Problem statement: Tell how many lines have the string "Correctrice" in them, and write nothing besides the number.

(Recorded data)
>>>>

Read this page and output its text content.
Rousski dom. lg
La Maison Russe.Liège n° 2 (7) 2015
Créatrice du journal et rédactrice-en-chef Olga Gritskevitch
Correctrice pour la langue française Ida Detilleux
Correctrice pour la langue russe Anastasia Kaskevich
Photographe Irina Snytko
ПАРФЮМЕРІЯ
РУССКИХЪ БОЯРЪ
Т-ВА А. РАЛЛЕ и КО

<<<<

Exercise response: 2